> [GOAL OF THE EXERCISE]: Find each line with the string "février" and report it.

> [DATA FOR THIS TASK]:
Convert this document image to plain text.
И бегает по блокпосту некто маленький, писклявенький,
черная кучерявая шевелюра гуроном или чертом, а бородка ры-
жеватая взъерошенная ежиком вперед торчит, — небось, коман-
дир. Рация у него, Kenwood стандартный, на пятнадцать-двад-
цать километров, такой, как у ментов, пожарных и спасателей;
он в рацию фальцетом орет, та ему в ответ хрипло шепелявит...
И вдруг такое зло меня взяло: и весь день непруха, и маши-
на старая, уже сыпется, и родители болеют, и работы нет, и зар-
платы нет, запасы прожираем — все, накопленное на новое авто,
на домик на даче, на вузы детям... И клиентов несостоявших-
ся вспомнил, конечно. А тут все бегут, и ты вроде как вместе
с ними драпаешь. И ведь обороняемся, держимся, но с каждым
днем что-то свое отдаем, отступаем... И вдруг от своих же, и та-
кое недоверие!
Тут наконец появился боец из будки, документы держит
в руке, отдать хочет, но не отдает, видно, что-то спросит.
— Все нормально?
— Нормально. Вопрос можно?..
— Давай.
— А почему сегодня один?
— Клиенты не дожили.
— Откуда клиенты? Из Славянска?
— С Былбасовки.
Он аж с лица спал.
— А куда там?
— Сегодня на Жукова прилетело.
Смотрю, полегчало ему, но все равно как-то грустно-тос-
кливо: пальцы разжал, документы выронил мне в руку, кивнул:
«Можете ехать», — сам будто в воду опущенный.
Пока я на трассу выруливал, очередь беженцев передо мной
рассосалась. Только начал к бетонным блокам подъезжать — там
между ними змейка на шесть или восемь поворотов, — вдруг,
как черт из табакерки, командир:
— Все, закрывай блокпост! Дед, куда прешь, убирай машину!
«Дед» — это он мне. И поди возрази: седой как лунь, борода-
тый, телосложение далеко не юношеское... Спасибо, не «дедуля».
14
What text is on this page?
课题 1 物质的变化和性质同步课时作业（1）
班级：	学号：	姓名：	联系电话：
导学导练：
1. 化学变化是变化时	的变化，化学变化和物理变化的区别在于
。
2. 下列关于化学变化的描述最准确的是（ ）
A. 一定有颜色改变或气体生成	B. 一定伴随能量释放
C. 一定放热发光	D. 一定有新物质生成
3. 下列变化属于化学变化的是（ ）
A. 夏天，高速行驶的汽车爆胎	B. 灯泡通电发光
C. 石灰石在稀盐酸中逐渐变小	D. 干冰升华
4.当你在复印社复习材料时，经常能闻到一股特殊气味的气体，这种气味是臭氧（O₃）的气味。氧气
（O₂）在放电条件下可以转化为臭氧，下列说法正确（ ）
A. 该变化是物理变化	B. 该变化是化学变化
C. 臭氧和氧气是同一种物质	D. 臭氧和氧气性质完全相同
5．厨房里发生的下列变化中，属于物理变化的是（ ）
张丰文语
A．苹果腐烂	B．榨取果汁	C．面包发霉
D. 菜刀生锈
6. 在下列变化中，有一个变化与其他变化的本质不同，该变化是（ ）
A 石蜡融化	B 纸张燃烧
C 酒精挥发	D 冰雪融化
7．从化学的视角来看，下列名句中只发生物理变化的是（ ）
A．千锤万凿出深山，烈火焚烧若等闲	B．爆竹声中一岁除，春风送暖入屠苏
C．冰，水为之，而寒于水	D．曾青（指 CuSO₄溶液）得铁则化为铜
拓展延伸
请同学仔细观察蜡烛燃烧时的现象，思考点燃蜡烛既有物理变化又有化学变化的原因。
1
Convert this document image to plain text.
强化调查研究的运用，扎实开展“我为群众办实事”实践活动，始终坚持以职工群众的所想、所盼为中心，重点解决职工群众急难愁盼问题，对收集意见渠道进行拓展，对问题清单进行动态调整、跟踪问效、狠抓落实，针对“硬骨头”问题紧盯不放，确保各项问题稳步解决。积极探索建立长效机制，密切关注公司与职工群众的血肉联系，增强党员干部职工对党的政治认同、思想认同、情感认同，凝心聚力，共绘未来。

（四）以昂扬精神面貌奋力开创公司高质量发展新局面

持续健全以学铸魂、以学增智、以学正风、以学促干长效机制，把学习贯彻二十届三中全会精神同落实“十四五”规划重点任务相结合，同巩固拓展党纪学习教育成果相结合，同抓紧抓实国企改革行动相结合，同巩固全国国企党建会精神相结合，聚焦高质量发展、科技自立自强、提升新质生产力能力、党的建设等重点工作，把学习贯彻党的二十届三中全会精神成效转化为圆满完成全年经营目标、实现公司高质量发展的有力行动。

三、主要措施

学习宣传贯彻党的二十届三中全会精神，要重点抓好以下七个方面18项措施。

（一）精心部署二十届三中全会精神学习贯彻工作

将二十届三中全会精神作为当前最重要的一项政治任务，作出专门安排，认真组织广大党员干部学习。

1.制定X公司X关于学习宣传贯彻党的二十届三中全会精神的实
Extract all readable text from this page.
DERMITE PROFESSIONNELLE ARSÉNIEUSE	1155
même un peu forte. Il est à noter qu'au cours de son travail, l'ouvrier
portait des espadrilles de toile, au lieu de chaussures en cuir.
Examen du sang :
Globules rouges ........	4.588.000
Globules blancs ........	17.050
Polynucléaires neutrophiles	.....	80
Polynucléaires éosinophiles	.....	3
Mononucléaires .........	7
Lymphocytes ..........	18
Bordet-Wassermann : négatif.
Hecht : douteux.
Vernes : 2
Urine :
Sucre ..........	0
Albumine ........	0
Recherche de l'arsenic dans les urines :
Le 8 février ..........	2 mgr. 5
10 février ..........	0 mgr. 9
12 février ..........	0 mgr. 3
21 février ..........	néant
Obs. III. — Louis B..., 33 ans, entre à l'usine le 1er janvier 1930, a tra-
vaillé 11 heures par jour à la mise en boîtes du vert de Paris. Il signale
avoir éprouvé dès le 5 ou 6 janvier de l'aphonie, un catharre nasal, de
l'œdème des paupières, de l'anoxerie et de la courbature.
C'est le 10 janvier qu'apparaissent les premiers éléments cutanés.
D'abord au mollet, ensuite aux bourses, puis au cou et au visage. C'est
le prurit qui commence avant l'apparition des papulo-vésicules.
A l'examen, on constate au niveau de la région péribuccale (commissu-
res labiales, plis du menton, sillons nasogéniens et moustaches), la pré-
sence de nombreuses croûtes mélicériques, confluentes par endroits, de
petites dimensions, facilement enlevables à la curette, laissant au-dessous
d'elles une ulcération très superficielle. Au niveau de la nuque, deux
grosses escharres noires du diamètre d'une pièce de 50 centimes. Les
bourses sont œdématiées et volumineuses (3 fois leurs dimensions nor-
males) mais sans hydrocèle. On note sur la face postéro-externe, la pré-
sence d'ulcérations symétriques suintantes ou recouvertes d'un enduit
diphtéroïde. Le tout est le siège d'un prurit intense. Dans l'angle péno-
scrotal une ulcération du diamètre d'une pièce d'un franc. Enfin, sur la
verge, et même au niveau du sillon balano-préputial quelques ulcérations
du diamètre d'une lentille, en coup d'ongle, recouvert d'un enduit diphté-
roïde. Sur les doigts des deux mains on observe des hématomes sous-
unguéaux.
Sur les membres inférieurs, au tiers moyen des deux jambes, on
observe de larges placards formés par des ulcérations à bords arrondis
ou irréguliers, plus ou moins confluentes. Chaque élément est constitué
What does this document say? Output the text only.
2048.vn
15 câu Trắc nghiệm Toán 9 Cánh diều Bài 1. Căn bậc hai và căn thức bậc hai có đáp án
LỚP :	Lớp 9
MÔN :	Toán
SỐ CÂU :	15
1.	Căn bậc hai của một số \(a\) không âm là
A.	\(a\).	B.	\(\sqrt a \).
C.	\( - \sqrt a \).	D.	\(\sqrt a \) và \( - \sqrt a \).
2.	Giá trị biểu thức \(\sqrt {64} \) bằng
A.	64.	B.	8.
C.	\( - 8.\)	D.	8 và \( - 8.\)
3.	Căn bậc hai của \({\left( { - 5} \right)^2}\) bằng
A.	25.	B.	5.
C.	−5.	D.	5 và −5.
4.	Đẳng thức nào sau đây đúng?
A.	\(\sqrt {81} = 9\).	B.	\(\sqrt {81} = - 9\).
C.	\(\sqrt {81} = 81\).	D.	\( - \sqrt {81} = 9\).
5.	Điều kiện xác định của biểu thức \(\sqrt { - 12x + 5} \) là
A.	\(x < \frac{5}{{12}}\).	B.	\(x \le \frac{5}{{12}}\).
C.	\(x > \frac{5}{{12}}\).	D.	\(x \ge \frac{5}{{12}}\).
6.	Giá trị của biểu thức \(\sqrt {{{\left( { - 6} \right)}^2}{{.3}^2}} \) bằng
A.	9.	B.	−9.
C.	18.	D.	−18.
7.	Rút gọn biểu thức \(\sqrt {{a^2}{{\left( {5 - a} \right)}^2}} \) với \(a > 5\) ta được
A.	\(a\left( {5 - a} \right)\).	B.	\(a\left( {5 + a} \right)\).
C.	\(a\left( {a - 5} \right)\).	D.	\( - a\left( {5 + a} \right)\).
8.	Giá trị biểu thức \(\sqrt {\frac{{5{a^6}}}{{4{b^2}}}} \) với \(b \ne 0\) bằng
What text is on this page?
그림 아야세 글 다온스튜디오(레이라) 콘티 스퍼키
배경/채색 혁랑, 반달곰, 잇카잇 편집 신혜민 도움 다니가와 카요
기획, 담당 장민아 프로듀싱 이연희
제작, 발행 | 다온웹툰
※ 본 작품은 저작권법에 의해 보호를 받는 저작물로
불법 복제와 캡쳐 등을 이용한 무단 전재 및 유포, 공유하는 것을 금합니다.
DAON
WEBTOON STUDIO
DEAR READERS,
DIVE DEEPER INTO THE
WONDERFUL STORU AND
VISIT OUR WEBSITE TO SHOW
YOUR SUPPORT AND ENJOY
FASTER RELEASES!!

> [EXPECTED ANSWER]:
Le 8 février ..........	2 mgr. 5
10 février ..........	0 mgr. 9
12 février ..........	0 mgr. 3
21 février ..........	néant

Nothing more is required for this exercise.